== Stated problem ==
The exercise asks for every line of the data to be reproduced exactly.
[Start Provided data]
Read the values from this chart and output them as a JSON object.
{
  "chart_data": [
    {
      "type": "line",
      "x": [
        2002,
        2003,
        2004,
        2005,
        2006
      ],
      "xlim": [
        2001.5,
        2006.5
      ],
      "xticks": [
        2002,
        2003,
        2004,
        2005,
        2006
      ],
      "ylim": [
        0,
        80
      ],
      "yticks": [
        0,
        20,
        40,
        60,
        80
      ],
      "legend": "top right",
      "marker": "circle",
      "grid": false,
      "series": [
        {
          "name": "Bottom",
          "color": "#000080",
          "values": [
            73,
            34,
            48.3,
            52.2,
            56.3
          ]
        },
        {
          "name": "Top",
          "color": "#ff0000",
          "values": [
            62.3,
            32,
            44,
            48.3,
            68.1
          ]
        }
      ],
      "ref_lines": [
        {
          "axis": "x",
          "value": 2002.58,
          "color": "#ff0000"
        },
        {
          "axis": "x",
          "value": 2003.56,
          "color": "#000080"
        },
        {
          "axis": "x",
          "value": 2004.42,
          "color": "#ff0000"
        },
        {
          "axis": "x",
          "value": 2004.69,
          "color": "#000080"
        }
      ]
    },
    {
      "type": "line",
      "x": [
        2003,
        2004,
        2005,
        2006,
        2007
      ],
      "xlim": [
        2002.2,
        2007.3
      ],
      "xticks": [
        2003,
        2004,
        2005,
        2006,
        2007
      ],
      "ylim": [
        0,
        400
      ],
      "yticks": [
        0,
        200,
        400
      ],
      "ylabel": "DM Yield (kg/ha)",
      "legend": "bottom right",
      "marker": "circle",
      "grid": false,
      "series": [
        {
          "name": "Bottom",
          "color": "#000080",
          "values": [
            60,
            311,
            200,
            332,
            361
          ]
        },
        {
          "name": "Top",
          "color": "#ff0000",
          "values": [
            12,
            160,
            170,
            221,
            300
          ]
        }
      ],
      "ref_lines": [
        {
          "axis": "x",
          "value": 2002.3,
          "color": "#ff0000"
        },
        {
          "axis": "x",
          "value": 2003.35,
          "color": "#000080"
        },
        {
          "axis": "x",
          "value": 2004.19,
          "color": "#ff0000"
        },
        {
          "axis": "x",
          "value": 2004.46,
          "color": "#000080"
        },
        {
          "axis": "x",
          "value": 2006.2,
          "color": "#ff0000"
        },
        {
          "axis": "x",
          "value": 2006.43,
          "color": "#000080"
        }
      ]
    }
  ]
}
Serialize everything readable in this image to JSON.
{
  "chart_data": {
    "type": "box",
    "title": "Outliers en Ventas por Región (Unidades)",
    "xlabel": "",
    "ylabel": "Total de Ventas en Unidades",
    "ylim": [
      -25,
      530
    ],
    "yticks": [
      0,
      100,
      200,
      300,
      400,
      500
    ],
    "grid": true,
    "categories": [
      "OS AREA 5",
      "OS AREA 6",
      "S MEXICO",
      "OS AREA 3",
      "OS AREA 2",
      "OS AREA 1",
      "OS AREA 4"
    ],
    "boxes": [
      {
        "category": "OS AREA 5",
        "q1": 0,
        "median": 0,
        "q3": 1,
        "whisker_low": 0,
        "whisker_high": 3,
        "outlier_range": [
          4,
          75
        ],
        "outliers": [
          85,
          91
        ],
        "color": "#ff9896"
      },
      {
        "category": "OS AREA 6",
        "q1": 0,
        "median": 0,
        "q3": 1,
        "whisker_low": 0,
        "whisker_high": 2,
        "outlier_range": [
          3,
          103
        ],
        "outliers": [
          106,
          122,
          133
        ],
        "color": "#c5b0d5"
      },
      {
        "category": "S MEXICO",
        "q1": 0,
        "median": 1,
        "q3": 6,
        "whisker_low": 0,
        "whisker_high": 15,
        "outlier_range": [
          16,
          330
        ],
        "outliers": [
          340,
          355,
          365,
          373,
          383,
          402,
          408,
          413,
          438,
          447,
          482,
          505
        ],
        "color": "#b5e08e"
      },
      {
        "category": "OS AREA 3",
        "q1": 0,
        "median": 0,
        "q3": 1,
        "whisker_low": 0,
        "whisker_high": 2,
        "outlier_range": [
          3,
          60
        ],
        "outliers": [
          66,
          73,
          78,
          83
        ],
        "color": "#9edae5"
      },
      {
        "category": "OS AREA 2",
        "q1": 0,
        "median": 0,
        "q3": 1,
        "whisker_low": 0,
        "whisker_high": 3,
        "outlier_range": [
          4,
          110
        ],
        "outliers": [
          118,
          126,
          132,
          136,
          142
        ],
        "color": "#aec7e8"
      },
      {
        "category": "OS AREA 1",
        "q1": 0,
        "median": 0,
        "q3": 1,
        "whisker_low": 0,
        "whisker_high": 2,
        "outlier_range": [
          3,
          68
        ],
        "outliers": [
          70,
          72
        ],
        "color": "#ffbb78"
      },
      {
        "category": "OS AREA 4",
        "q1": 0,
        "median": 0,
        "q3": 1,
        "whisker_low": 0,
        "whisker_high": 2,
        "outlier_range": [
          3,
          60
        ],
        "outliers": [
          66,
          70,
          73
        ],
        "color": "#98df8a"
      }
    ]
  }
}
[End Provided data]
== Solution for this exercise ==
Read the values from this chart and output them as a JSON object.
{
  "chart_data": [
    {
      "type": "line",
      "x": [
        2002,
        2003,
        2004,
        2005,
        2006
      ],
      "xlim": [
        2001.5,
        2006.5
      ],
      "xticks": [
        2002,
        2003,
        2004,
        2005,
        2006
      ],
      "ylim": [
        0,
        80
      ],
      "yticks": [
        0,
        20,
        40,
        60,
        80
      ],
      "legend": "top right",
      "marker": "circle",
      "grid": false,
      "series": [
        {
          "name": "Bottom",
          "color": "#000080",
          "values": [
            73,
            34,
            48.3,
            52.2,
            56.3
          ]
        },
        {
          "name": "Top",
          "color": "#ff0000",
          "values": [
            62.3,
            32,
            44,
            48.3,
            68.1
          ]
        }
      ],
      "ref_lines": [
        {
          "axis": "x",
          "value": 2002.58,
          "color": "#ff0000"
        },
        {
          "axis": "x",
          "value": 2003.56,
          "color": "#000080"
        },
        {
          "axis": "x",
          "value": 2004.42,
          "color": "#ff0000"
        },
        {
          "axis": "x",
          "value": 2004.69,
          "color": "#000080"
        }
      ]
    },
    {
      "type": "line",
      "x": [
        2003,
        2004,
        2005,
        2006,
        2007
      ],
      "xlim": [
        2002.2,
        2007.3
      ],
      "xticks": [
        2003,
        2004,
        2005,
        2006,
        2007
      ],
      "ylim": [
        0,
        400
      ],
      "yticks": [
        0,
        200,
        400
      ],
      "ylabel": "DM Yield (kg/ha)",
      "legend": "bottom right",
      "marker": "circle",
      "grid": false,
      "series": [
        {
          "name": "Bottom",
          "color": "#000080",
          "values": [
            60,
            311,
            200,
            332,
            361
          ]
        },
        {
          "name": "Top",
          "color": "#ff0000",
          "values": [
            12,
            160,
            170,
            221,
            300
          ]
        }
      ],
      "ref_lines": [
        {
          "axis": "x",
          "value": 2002.3,
          "color": "#ff0000"
        },
        {
          "axis": "x",
          "value": 2003.35,
          "color": "#000080"
        },
        {
          "axis": "x",
          "value": 2004.19,
          "color": "#ff0000"
        },
        {
          "axis": "x",
          "value": 2004.46,
          "color": "#000080"
        },
        {
          "axis": "x",
          "value": 2006.2,
          "color": "#ff0000"
        },
        {
          "axis": "x",
          "value": 2006.43,
          "color": "#000080"
        }
      ]
    }
  ]
}
Serialize everything readable in this image to JSON.
{
  "chart_data": {
    "type": "box",
    "title": "Outliers en Ventas por Región (Unidades)",
    "xlabel": "",
    "ylabel": "Total de Ventas en Unidades",
    "ylim": [
      -25,
      530
    ],
    "yticks": [
      0,
      100,
      200,
      300,
      400,
      500
    ],
    "grid": true,
    "categories": [
      "OS AREA 5",
      "OS AREA 6",
      "S MEXICO",
      "OS AREA 3",
      "OS AREA 2",
      "OS AREA 1",
      "OS AREA 4"
    ],
    "boxes": [
      {
        "category": "OS AREA 5",
        "q1": 0,
        "median": 0,
        "q3": 1,
        "whisker_low": 0,
        "whisker_high": 3,
        "outlier_range": [
          4,
          75
        ],
        "outliers": [
          85,
          91
        ],
        "color": "#ff9896"
      },
      {
        "category": "OS AREA 6",
        "q1": 0,
        "median": 0,
        "q3": 1,
        "whisker_low": 0,
        "whisker_high": 2,
        "outlier_range": [
          3,
          103
        ],
        "outliers": [
          106,
          122,
          133
        ],
        "color": "#c5b0d5"
      },
      {
        "category": "S MEXICO",
        "q1": 0,
        "median": 1,
        "q3": 6,
        "whisker_low": 0,
        "whisker_high": 15,
        "outlier_range": [
          16,
          330
        ],
        "outliers": [
          340,
          355,
          365,
          373,
          383,
          402,
          408,
          413,
          438,
          447,
          482,
          505
        ],
        "color": "#b5e08e"
      },
      {
        "category": "OS AREA 3",
        "q1": 0,
        "median": 0,
        "q3": 1,
        "whisker_low": 0,
        "whisker_high": 2,
        "outlier_range": [
          3,
          60
        ],
        "outliers": [
          66,
          73,
          78,
          83
        ],
        "color": "#9edae5"
      },
      {
        "category": "OS AREA 2",
        "q1": 0,
        "median": 0,
        "q3": 1,
        "whisker_low": 0,
        "whisker_high": 3,
        "outlier_range": [
          4,
          110
        ],
        "outliers": [
          118,
          126,
          132,
          136,
          142
        ],
        "color": "#aec7e8"
      },
      {
        "category": "OS AREA 1",
        "q1": 0,
        "median": 0,
        "q3": 1,
        "whisker_low": 0,
        "whisker_high": 2,
        "outlier_range": [
          3,
          68
        ],
        "outliers": [
          70,
          72
        ],
        "color": "#ffbb78"
      },
      {
        "category": "OS AREA 4",
        "q1": 0,
        "median": 0,
        "q3": 1,
        "whisker_low": 0,
        "whisker_high": 2,
        "outlier_range": [
          3,
          60
        ],
        "outliers": [
          66,
          70,
          73
        ],
        "color": "#98df8a"
      }
    ]
  }
}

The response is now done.